* _Work to do_
Search the listing below for the string "sick" and show each line that contains it.

* _Material_
● ● ● ● ●

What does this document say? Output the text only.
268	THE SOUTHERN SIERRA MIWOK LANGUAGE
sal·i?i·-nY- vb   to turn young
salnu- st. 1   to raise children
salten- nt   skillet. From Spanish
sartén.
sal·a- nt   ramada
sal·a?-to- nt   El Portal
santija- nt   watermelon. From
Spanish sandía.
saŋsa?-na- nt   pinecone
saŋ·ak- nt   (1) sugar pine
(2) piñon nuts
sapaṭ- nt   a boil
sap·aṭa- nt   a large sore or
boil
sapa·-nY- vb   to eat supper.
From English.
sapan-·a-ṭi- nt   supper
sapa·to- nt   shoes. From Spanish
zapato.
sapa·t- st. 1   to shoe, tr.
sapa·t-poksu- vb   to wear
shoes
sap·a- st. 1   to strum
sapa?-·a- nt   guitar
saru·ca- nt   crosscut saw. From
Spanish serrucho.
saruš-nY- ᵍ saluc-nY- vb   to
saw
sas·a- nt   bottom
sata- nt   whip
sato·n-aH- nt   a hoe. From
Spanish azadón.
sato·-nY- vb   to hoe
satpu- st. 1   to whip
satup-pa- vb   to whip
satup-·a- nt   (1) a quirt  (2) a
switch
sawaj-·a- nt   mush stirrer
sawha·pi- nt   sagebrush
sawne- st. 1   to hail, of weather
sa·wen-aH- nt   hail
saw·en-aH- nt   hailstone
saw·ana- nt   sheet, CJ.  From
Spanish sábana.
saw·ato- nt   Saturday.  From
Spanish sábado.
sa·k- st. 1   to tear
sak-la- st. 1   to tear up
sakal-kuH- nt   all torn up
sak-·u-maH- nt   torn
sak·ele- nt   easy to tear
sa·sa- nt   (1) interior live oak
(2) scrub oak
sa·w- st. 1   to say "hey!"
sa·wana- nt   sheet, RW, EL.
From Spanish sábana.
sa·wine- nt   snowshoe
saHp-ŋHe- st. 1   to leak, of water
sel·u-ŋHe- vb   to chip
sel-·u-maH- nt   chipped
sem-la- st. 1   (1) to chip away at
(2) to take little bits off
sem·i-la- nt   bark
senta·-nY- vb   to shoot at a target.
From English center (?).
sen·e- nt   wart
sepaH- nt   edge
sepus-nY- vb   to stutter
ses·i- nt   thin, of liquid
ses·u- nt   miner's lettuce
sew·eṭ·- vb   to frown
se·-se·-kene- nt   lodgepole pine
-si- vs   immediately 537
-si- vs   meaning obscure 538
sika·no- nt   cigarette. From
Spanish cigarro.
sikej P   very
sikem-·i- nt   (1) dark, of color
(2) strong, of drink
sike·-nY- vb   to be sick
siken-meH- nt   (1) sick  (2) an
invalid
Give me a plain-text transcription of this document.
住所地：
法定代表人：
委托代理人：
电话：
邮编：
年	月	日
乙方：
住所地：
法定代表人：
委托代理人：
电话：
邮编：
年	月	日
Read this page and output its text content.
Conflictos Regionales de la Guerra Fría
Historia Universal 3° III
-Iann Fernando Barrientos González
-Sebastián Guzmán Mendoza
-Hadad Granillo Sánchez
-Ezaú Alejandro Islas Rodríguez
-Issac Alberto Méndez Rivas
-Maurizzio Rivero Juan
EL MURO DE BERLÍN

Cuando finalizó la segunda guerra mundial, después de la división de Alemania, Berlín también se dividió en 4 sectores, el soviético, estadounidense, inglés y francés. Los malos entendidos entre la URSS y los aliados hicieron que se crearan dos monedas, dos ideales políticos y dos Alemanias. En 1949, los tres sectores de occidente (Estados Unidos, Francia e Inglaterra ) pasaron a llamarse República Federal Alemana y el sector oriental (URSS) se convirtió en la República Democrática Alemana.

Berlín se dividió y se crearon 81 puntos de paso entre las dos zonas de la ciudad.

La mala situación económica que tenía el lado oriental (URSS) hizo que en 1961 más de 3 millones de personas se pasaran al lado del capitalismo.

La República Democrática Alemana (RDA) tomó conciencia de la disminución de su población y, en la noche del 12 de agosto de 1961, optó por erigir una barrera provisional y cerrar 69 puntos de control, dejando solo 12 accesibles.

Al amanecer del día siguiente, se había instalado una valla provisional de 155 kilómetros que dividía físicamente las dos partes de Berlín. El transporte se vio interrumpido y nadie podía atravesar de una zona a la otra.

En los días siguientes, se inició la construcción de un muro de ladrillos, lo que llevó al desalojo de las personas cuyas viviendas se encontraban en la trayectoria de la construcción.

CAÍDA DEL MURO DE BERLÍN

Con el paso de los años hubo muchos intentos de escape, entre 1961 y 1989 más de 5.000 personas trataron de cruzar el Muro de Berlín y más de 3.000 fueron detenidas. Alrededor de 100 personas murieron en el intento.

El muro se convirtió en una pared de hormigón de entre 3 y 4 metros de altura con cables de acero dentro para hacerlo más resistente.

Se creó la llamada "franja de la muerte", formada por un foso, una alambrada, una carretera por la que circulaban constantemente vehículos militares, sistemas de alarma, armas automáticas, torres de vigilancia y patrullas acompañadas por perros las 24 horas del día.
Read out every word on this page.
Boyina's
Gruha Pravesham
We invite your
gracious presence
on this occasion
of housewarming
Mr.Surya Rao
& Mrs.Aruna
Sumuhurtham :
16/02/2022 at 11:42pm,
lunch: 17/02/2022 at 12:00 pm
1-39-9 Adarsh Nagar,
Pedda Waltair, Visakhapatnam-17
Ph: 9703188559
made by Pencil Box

● ● ● ● ●

* _Result for this exercise_
sike·-nY- vb   to be sick
siken-meH- nt   (1) sick  (2) an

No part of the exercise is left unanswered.